Exercise goal >>
Your task is to repeat the lines below exactly, excluding any pictures they contain.

————

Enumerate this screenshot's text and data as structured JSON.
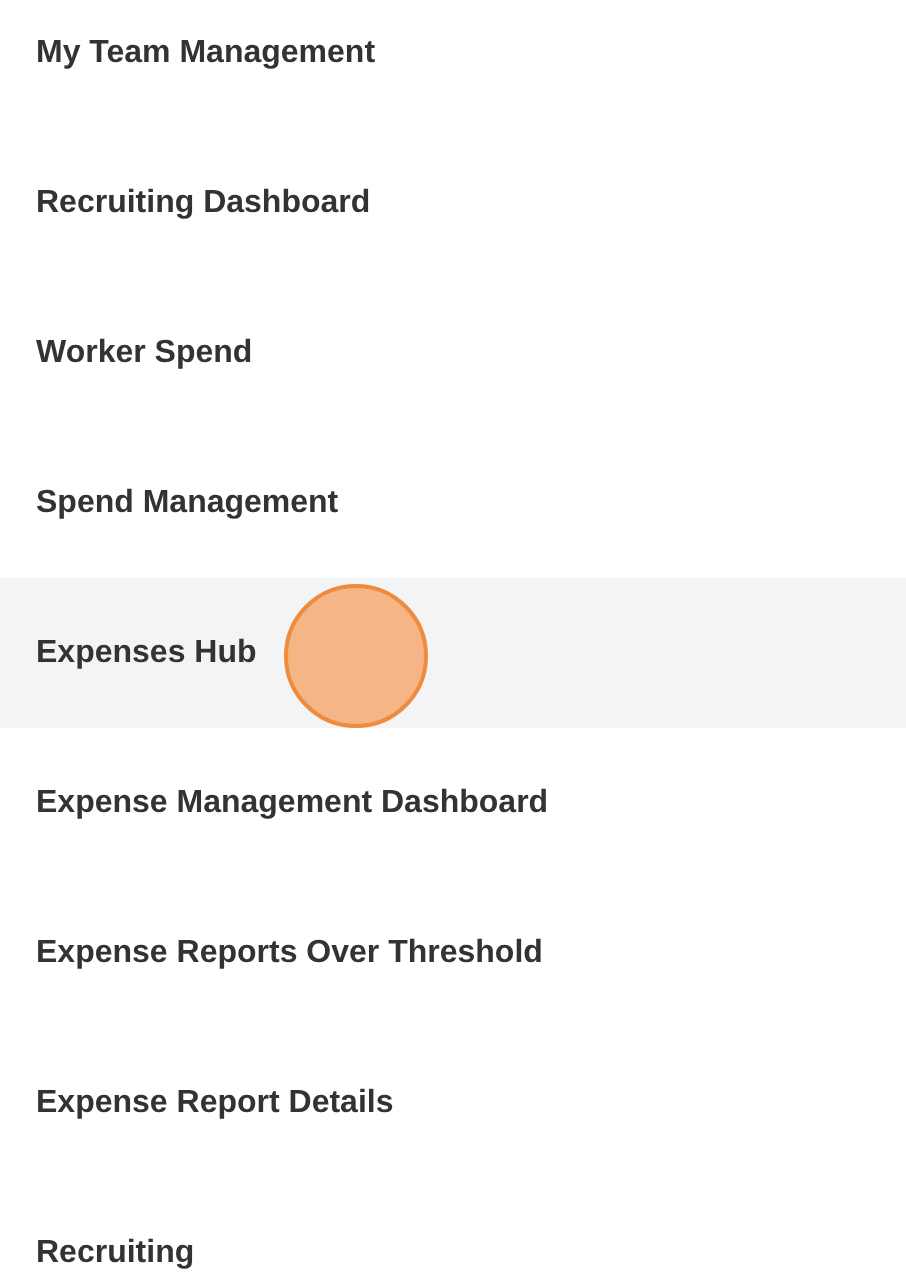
{
  "menu_items": [
    {
      "label": "My Team Management",
      "selected": false
    },
    {
      "label": "Recruiting Dashboard",
      "selected": false
    },
    {
      "label": "Worker Spend",
      "selected": false
    },
    {
      "label": "Spend Management",
      "selected": false
    },
    {
      "label": "Expenses Hub",
      "selected": true
    },
    {
      "label": "Expense Management Dashboard",
      "selected": false
    },
    {
      "label": "Expense Reports Over Threshold",
      "selected": false
    },
    {
      "label": "Expense Report Details",
      "selected": false
    },
    {
      "label": "Recruiting",
      "selected": false
    }
  ]
}
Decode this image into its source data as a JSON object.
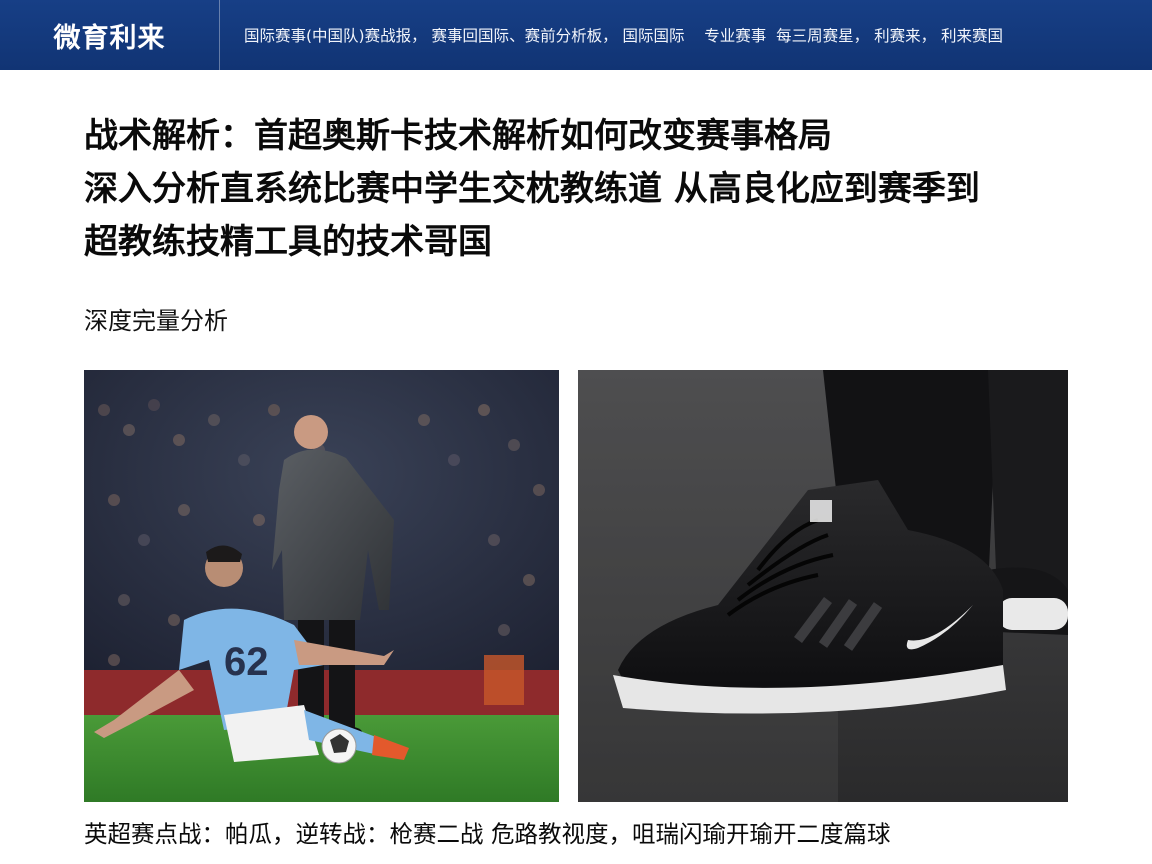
{
  "header": {
    "brand": "微育利来",
    "nav": [
      "国际赛事(中国队)赛战报",
      "赛事回国际",
      "赛前分析板",
      "国际国际",
      "专业赛事",
      "每三周赛星",
      "利赛来",
      "利来赛国"
    ]
  },
  "article": {
    "headline_lines": [
      "战术解析：首超奥斯卡技术解析如何改变赛事格局",
      "深入分析直系统比赛中学生交枕教练道    从高良化应到赛季到",
      "超教练技精工具的技术哥国"
    ],
    "subheading": "深度完量分析",
    "caption": "英超赛点战：帕瓜，逆转战：枪赛二战  危路教视度，咀瑞闪瑜开瑜开二度篇球"
  },
  "photos": {
    "left": {
      "subject": "football-match-coach-and-player",
      "player_number": "62"
    },
    "right": {
      "subject": "black-sneaker-closeup"
    }
  },
  "colors": {
    "header_bg": "#133a7e",
    "text": "#0a0a0a",
    "jersey": "#7fb6e6",
    "pitch": "#3d8b2f"
  }
}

————

Solution to this exercise >>
Enumerate this screenshot's text and data as structured JSON.
{
  "menu_items": [
    {
      "label": "My Team Management",
      "selected": false
    },
    {
      "label": "Recruiting Dashboard",
      "selected": false
    },
    {
      "label": "Worker Spend",
      "selected": false
    },
    {
      "label": "Spend Management",
      "selected": false
    },
    {
      "label": "Expenses Hub",
      "selected": true
    },
    {
      "label": "Expense Management Dashboard",
      "selected": false
    },
    {
      "label": "Expense Reports Over Threshold",
      "selected": false
    },
    {
      "label": "Expense Report Details",
      "selected": false
    },
    {
      "label": "Recruiting",
      "selected": false
    }
  ]
}
Decode this image into its source data as a JSON object.
{
  "header": {
    "brand": "微育利来",
    "nav": [
      "国际赛事(中国队)赛战报",
      "赛事回国际",
      "赛前分析板",
      "国际国际",
      "专业赛事",
      "每三周赛星",
      "利赛来",
      "利来赛国"
    ]
  },
  "article": {
    "headline_lines": [
      "战术解析：首超奥斯卡技术解析如何改变赛事格局",
      "深入分析直系统比赛中学生交枕教练道    从高良化应到赛季到",
      "超教练技精工具的技术哥国"
    ],
    "subheading": "深度完量分析",
    "caption": "英超赛点战：帕瓜，逆转战：枪赛二战  危路教视度，咀瑞闪瑜开瑜开二度篇球"
  },
  "photos": {
    "left": {
      "subject": "football-match-coach-and-player",
      "player_number": "62"
    },
    "right": {
      "subject": "black-sneaker-closeup"
    }
  },
  "colors": {
    "header_bg": "#133a7e",
    "text": "#0a0a0a",
    "jersey": "#7fb6e6",
    "pitch": "#3d8b2f"
  }
}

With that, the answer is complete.